Goal of the exercise
Rewrite the entries from the start through the line containing "staticText: About phone: [132, 1391, 285, 1425]", substituting "Profiles" for "Accounts" everywhere and leaving everything else unchanged.

Dataset records
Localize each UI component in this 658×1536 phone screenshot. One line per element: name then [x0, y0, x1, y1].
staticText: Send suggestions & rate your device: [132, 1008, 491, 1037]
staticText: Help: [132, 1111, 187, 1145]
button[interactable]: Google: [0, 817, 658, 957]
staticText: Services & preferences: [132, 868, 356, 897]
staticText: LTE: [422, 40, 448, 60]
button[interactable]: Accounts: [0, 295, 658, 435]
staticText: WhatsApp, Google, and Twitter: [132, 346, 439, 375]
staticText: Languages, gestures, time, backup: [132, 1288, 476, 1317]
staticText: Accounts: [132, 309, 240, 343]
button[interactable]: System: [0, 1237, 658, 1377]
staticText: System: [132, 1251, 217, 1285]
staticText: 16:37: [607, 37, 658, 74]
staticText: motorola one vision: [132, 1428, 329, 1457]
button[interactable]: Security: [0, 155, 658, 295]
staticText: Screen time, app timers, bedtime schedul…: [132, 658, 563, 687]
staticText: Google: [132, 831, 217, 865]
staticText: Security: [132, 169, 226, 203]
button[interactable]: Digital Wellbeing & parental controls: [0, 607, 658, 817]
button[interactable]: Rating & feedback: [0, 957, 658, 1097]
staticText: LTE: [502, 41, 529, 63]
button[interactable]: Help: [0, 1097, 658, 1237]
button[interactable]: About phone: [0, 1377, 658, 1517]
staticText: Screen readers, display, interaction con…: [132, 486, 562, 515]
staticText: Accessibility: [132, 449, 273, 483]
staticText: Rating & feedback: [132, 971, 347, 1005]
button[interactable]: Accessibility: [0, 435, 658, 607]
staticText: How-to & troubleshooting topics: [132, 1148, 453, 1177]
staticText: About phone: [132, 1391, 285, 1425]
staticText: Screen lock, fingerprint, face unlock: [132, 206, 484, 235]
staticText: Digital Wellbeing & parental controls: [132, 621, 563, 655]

Response to the task
Localize each UI component in this 658×1536 phone screenshot. One line per element: name then [x0, y0, x1, y1].
staticText: Send suggestions & rate your device: [132, 1008, 491, 1037]
staticText: Help: [132, 1111, 187, 1145]
button[interactable]: Google: [0, 817, 658, 957]
staticText: Services & preferences: [132, 868, 356, 897]
staticText: LTE: [422, 40, 448, 60]
button[interactable]: Profiles: [0, 295, 658, 435]
staticText: WhatsApp, Google, and Twitter: [132, 346, 439, 375]
staticText: Languages, gestures, time, backup: [132, 1288, 476, 1317]
staticText: Profiles: [132, 309, 240, 343]
button[interactable]: System: [0, 1237, 658, 1377]
staticText: System: [132, 1251, 217, 1285]
staticText: 16:37: [607, 37, 658, 74]
staticText: motorola one vision: [132, 1428, 329, 1457]
button[interactable]: Security: [0, 155, 658, 295]
staticText: Screen time, app timers, bedtime schedul…: [132, 658, 563, 687]
staticText: Google: [132, 831, 217, 865]
staticText: Security: [132, 169, 226, 203]
button[interactable]: Digital Wellbeing & parental controls: [0, 607, 658, 817]
button[interactable]: Rating & feedback: [0, 957, 658, 1097]
staticText: LTE: [502, 41, 529, 63]
button[interactable]: Help: [0, 1097, 658, 1237]
button[interactable]: About phone: [0, 1377, 658, 1517]
staticText: Screen readers, display, interaction con…: [132, 486, 562, 515]
staticText: Accessibility: [132, 449, 273, 483]
staticText: Rating & feedback: [132, 971, 347, 1005]
button[interactable]: Accessibility: [0, 435, 658, 607]
staticText: How-to & troubleshooting topics: [132, 1148, 453, 1177]
staticText: About phone: [132, 1391, 285, 1425]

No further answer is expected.